### Exercise task
Wherever the string "CodalChart" appears in a line, extract that line.

begin Data entries

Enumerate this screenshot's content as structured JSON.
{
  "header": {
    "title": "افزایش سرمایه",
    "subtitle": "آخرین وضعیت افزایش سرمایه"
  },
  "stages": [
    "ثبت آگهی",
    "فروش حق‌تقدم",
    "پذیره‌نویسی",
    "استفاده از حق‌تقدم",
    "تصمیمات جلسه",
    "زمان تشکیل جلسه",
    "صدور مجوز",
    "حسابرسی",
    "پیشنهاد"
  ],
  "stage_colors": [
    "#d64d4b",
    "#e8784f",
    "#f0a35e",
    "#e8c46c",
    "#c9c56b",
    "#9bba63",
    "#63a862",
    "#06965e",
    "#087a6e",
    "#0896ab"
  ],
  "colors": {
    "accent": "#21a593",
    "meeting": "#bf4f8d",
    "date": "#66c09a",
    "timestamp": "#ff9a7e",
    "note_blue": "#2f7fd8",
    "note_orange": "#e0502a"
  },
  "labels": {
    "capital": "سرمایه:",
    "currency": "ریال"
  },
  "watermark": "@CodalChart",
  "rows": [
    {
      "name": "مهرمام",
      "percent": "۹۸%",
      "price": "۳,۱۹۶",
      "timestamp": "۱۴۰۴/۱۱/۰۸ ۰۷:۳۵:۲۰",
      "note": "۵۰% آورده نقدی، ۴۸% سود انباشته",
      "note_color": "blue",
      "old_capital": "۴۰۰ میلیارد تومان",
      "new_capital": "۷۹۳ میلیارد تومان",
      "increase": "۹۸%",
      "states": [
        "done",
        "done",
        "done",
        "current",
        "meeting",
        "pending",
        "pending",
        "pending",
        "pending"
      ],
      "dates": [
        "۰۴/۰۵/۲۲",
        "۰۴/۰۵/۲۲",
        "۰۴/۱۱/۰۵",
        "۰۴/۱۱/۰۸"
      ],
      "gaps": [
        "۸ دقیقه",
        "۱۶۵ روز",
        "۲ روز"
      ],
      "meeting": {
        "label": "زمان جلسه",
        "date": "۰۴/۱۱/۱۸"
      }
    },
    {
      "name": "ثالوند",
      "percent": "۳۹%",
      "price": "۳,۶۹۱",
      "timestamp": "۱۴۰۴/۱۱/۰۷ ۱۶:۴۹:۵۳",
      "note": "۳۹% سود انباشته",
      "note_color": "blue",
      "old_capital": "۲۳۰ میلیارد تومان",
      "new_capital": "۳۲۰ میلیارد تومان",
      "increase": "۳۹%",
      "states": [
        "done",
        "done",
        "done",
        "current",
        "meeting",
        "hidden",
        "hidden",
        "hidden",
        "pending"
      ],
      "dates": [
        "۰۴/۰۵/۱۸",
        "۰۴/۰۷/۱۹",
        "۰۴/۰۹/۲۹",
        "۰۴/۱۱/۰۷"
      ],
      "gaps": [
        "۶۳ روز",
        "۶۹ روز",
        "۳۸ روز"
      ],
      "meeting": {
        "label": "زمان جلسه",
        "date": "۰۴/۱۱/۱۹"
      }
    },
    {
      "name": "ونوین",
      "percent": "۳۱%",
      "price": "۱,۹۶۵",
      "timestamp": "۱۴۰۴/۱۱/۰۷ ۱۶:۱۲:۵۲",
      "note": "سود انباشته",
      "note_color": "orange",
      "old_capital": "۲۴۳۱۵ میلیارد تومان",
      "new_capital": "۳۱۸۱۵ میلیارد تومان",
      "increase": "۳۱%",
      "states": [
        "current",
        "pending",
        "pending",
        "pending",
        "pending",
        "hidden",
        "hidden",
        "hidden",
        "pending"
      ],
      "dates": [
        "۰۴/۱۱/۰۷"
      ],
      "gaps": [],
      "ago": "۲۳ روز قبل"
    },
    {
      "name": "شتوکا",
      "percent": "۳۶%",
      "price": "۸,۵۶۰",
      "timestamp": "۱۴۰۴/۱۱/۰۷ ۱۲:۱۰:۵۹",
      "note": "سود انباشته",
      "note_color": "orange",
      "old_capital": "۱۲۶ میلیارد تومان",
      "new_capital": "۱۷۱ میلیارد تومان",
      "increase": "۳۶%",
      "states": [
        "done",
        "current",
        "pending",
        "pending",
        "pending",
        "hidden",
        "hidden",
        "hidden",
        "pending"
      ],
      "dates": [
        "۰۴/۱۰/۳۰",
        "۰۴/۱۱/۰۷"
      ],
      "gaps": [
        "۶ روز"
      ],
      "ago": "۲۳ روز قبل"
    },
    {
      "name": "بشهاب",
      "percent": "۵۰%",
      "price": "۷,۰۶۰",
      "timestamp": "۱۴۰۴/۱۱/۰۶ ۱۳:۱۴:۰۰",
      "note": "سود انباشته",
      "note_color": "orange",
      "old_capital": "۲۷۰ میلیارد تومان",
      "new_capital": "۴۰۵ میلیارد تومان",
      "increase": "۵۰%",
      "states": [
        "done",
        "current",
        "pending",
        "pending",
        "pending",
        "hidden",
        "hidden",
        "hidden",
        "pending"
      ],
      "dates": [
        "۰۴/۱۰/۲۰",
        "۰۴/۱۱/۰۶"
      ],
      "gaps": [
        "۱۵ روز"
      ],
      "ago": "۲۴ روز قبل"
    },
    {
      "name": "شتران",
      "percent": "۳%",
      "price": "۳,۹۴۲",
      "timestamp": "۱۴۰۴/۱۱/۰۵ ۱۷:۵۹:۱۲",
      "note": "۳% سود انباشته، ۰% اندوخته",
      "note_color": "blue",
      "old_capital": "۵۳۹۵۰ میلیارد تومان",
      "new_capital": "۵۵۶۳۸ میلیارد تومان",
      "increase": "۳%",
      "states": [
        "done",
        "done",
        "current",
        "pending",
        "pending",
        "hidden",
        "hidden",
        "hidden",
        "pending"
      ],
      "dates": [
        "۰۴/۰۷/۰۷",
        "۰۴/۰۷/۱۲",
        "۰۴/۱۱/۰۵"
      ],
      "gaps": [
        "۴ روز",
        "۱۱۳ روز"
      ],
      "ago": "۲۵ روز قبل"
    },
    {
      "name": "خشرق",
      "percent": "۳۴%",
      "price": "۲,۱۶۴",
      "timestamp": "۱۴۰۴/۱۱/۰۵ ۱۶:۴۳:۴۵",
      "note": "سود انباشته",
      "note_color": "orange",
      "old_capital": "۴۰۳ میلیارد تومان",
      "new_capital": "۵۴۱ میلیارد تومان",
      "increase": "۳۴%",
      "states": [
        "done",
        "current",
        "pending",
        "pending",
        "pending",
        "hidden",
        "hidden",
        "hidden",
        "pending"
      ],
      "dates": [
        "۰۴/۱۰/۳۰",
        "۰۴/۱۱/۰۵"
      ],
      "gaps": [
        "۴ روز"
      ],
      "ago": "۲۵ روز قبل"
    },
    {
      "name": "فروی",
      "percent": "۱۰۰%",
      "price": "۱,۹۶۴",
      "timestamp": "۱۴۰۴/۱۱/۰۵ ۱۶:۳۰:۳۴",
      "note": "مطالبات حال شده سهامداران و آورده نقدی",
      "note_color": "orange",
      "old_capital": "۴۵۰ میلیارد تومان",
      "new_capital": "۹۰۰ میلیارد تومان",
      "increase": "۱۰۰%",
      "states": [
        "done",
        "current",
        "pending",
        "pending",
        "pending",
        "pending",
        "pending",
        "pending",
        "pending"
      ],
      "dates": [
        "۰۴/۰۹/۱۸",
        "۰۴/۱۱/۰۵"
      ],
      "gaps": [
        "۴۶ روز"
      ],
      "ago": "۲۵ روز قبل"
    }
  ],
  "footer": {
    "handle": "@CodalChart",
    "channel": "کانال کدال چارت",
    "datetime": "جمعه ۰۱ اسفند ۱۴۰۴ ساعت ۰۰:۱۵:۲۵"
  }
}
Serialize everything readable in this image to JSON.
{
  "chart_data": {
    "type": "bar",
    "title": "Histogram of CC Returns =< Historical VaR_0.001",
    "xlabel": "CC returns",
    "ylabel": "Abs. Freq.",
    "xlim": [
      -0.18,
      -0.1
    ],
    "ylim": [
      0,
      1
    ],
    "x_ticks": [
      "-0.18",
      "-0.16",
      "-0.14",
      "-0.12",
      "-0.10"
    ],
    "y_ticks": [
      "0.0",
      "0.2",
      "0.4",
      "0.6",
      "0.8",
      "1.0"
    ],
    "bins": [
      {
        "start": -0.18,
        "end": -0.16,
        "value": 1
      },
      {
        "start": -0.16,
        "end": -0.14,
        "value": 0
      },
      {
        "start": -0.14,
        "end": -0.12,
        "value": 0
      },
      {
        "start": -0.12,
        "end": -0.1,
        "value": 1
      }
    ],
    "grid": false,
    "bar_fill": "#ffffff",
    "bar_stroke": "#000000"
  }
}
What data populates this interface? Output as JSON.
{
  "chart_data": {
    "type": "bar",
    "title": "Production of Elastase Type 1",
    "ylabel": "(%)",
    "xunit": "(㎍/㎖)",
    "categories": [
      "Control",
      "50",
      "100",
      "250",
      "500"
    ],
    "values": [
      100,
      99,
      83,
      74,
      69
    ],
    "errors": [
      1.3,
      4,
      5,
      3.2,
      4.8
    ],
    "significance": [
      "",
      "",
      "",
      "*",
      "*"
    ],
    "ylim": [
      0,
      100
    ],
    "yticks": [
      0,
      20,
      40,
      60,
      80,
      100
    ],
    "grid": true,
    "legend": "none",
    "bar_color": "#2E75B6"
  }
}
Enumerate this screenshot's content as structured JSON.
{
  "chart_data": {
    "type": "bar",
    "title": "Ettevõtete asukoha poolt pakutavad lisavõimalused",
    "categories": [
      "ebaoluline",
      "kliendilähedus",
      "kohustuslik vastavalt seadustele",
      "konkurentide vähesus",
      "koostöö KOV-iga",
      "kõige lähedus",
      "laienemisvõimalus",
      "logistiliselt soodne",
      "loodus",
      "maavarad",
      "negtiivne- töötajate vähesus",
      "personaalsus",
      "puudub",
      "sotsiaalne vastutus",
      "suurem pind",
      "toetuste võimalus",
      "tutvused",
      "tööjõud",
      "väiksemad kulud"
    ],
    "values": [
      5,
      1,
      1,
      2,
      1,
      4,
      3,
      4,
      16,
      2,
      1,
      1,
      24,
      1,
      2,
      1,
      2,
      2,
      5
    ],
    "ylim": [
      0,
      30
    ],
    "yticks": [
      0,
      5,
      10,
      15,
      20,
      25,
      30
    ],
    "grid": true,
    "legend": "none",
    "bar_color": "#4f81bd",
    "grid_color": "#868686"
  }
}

end Data entries

### Solution to the problem
  "watermark": "@CodalChart",
    "handle": "@CodalChart",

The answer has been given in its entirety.